→ STATED PROBLEM:
Edit the data below by changing each "candle-body" to "candlestick-body" and leaving every other character as it is.
---------- SUPPLIED DATA
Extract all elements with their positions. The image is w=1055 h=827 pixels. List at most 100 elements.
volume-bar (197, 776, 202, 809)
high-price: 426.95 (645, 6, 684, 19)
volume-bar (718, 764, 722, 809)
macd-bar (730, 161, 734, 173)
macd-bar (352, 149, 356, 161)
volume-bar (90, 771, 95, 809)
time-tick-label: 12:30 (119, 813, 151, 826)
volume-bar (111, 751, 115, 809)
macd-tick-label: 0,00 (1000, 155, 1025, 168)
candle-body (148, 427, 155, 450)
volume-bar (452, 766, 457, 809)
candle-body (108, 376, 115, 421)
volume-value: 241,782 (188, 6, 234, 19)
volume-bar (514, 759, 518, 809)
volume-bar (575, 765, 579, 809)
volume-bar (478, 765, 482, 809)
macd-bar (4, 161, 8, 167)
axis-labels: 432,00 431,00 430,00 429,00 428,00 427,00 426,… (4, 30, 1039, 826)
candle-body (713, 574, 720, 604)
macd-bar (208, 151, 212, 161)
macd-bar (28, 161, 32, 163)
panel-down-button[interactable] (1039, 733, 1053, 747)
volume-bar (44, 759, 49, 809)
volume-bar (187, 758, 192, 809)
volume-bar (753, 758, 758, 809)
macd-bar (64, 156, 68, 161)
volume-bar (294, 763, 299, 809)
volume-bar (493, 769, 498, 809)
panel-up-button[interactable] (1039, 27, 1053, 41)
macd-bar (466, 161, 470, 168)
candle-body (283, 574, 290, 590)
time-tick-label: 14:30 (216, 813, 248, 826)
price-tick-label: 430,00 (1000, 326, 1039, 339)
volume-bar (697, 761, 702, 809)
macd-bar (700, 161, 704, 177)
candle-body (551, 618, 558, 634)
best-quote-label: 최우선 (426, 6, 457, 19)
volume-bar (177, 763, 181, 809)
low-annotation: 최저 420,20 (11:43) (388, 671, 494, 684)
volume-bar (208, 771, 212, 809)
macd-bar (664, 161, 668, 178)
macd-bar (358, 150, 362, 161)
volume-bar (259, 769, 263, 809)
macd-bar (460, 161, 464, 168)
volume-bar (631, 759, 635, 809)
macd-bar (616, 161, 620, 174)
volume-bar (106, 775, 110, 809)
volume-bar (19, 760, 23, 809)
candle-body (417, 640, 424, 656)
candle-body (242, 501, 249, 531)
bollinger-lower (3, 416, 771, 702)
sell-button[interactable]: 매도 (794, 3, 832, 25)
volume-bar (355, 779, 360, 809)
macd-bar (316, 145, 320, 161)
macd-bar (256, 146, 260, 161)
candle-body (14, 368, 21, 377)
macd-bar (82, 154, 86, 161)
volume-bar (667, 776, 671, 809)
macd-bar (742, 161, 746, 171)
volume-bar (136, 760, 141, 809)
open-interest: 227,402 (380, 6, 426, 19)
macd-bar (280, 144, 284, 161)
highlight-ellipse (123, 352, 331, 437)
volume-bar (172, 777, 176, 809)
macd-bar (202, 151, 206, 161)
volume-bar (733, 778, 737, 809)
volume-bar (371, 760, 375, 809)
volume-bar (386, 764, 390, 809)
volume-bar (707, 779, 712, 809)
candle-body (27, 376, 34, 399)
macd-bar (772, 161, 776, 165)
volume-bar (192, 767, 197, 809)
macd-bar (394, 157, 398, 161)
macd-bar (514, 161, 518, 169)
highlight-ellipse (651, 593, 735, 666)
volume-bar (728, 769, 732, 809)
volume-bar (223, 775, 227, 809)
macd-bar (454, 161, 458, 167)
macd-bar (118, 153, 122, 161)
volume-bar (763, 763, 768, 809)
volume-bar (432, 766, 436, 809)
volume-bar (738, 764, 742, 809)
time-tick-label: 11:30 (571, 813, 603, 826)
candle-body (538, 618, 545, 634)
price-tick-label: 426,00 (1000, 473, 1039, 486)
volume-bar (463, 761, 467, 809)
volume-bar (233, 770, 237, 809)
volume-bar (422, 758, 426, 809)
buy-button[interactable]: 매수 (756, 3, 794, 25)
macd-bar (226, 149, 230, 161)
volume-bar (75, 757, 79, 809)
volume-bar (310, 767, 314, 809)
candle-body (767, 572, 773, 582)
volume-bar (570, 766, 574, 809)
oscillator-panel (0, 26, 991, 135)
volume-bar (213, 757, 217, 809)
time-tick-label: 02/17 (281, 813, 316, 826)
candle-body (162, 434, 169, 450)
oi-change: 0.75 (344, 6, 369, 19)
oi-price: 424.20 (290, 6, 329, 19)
--------------------
→ RESULT FOR THIS TASK:
Extract all elements with their positions. The image is w=1055 h=827 pixels. List at most 100 elements.
volume-bar (197, 776, 202, 809)
high-price: 426.95 (645, 6, 684, 19)
volume-bar (718, 764, 722, 809)
macd-bar (730, 161, 734, 173)
macd-bar (352, 149, 356, 161)
volume-bar (90, 771, 95, 809)
time-tick-label: 12:30 (119, 813, 151, 826)
volume-bar (111, 751, 115, 809)
macd-tick-label: 0,00 (1000, 155, 1025, 168)
candlestick-body (148, 427, 155, 450)
volume-bar (452, 766, 457, 809)
candlestick-body (108, 376, 115, 421)
volume-value: 241,782 (188, 6, 234, 19)
volume-bar (514, 759, 518, 809)
volume-bar (575, 765, 579, 809)
volume-bar (478, 765, 482, 809)
macd-bar (4, 161, 8, 167)
axis-labels: 432,00 431,00 430,00 429,00 428,00 427,00 426,… (4, 30, 1039, 826)
candlestick-body (713, 574, 720, 604)
macd-bar (208, 151, 212, 161)
macd-bar (28, 161, 32, 163)
panel-down-button[interactable] (1039, 733, 1053, 747)
volume-bar (44, 759, 49, 809)
volume-bar (187, 758, 192, 809)
volume-bar (753, 758, 758, 809)
macd-bar (64, 156, 68, 161)
volume-bar (294, 763, 299, 809)
volume-bar (493, 769, 498, 809)
panel-up-button[interactable] (1039, 27, 1053, 41)
macd-bar (466, 161, 470, 168)
candlestick-body (283, 574, 290, 590)
time-tick-label: 14:30 (216, 813, 248, 826)
price-tick-label: 430,00 (1000, 326, 1039, 339)
volume-bar (697, 761, 702, 809)
macd-bar (700, 161, 704, 177)
candlestick-body (551, 618, 558, 634)
best-quote-label: 최우선 (426, 6, 457, 19)
volume-bar (177, 763, 181, 809)
low-annotation: 최저 420,20 (11:43) (388, 671, 494, 684)
volume-bar (208, 771, 212, 809)
macd-bar (664, 161, 668, 178)
macd-bar (358, 150, 362, 161)
volume-bar (259, 769, 263, 809)
macd-bar (460, 161, 464, 168)
volume-bar (631, 759, 635, 809)
macd-bar (616, 161, 620, 174)
volume-bar (106, 775, 110, 809)
volume-bar (19, 760, 23, 809)
candlestick-body (417, 640, 424, 656)
candlestick-body (242, 501, 249, 531)
bollinger-lower (3, 416, 771, 702)
sell-button[interactable]: 매도 (794, 3, 832, 25)
volume-bar (355, 779, 360, 809)
macd-bar (316, 145, 320, 161)
macd-bar (256, 146, 260, 161)
candlestick-body (14, 368, 21, 377)
macd-bar (82, 154, 86, 161)
volume-bar (667, 776, 671, 809)
macd-bar (742, 161, 746, 171)
volume-bar (136, 760, 141, 809)
open-interest: 227,402 (380, 6, 426, 19)
macd-bar (280, 144, 284, 161)
highlight-ellipse (123, 352, 331, 437)
volume-bar (172, 777, 176, 809)
macd-bar (202, 151, 206, 161)
volume-bar (733, 778, 737, 809)
volume-bar (371, 760, 375, 809)
volume-bar (386, 764, 390, 809)
volume-bar (707, 779, 712, 809)
candlestick-body (27, 376, 34, 399)
macd-bar (772, 161, 776, 165)
volume-bar (192, 767, 197, 809)
macd-bar (394, 157, 398, 161)
macd-bar (514, 161, 518, 169)
highlight-ellipse (651, 593, 735, 666)
volume-bar (728, 769, 732, 809)
volume-bar (223, 775, 227, 809)
macd-bar (454, 161, 458, 167)
macd-bar (118, 153, 122, 161)
volume-bar (763, 763, 768, 809)
volume-bar (432, 766, 436, 809)
volume-bar (738, 764, 742, 809)
time-tick-label: 11:30 (571, 813, 603, 826)
candlestick-body (538, 618, 545, 634)
price-tick-label: 426,00 (1000, 473, 1039, 486)
volume-bar (463, 761, 467, 809)
volume-bar (233, 770, 237, 809)
volume-bar (422, 758, 426, 809)
buy-button[interactable]: 매수 (756, 3, 794, 25)
macd-bar (226, 149, 230, 161)
volume-bar (75, 757, 79, 809)
volume-bar (310, 767, 314, 809)
candlestick-body (767, 572, 773, 582)
volume-bar (570, 766, 574, 809)
oscillator-panel (0, 26, 991, 135)
volume-bar (213, 757, 217, 809)
time-tick-label: 02/17 (281, 813, 316, 826)
candlestick-body (162, 434, 169, 450)
oi-change: 0.75 (344, 6, 369, 19)
oi-price: 424.20 (290, 6, 329, 19)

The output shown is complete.